Figure record extracts
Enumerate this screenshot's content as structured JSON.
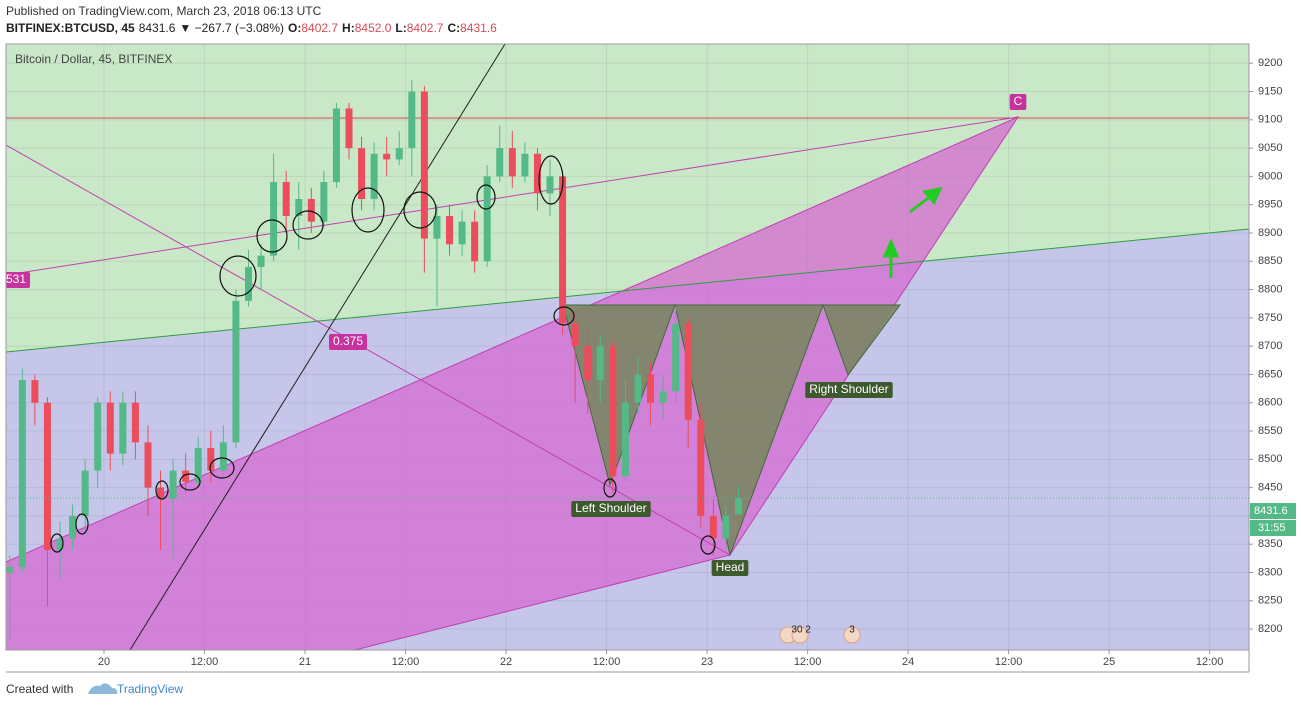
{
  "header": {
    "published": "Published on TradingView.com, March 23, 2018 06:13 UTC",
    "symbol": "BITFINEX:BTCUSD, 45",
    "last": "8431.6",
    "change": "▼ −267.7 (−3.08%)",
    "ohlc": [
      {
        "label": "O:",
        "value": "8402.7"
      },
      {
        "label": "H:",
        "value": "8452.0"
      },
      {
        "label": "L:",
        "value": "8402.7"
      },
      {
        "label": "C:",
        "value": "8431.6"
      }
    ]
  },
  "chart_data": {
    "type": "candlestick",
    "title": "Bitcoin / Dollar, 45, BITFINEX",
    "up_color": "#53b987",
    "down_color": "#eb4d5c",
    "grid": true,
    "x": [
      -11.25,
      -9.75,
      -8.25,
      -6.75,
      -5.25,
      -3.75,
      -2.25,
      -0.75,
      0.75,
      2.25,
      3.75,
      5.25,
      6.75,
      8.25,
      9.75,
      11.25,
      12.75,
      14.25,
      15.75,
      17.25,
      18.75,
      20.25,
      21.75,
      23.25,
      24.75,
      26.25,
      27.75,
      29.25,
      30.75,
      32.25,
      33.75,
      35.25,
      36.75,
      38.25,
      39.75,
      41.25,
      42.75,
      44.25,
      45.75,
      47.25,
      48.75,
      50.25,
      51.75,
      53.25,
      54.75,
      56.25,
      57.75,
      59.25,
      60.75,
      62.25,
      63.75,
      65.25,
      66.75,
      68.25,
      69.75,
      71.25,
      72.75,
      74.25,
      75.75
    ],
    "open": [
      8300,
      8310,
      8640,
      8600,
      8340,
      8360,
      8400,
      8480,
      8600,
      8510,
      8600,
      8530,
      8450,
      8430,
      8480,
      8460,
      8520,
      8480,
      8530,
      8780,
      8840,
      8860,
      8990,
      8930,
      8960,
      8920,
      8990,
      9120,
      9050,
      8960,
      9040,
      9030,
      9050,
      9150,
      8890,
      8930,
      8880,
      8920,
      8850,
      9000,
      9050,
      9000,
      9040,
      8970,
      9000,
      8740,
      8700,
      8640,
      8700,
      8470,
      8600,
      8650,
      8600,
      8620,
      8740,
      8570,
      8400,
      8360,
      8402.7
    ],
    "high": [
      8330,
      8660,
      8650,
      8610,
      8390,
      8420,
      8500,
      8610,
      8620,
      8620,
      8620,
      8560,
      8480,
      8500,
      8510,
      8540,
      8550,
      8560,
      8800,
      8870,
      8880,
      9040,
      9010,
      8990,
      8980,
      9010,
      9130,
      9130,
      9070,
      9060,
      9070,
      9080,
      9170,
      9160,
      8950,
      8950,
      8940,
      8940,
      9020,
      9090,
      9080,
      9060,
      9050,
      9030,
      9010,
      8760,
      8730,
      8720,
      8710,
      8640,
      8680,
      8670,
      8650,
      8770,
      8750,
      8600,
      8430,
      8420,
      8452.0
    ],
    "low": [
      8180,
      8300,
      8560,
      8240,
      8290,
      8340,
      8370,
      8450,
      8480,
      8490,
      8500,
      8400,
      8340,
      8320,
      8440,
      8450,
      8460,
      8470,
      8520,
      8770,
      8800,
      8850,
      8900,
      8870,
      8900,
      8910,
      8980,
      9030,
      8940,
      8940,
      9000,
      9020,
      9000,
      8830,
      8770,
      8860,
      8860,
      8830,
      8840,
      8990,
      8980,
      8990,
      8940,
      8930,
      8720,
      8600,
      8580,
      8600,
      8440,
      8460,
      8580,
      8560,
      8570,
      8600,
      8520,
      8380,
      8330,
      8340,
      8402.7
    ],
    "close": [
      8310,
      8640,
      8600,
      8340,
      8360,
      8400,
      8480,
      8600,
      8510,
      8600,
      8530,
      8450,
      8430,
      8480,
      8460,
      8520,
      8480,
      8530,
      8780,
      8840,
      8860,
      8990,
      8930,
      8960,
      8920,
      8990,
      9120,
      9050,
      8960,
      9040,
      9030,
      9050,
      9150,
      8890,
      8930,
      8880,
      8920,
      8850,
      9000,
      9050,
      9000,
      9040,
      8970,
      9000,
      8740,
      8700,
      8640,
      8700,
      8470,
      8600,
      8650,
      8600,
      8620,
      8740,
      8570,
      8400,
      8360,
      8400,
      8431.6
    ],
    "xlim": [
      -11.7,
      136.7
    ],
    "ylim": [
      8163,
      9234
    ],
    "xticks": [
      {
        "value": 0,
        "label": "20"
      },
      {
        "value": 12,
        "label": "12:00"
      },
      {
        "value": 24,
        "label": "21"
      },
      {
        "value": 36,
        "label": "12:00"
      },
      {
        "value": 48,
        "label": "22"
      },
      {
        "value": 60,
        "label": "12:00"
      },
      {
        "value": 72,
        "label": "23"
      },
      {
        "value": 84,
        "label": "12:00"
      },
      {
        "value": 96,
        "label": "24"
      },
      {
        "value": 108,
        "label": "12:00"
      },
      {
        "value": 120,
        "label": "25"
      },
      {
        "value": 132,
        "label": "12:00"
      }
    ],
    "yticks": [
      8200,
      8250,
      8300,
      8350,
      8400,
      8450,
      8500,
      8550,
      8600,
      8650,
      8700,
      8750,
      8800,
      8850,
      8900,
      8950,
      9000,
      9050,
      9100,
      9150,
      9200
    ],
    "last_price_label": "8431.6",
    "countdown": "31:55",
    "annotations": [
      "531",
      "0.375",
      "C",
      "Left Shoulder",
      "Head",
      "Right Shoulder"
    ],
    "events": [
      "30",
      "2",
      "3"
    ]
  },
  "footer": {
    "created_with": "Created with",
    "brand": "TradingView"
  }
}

● STATED TASK
Lines that include the word "TradingView" are to be extracted from the data above.

● SOLUTION FOR THIS EXERCISE
    "published": "Published on TradingView.com, March 23, 2018 06:13 UTC",
    "brand": "TradingView"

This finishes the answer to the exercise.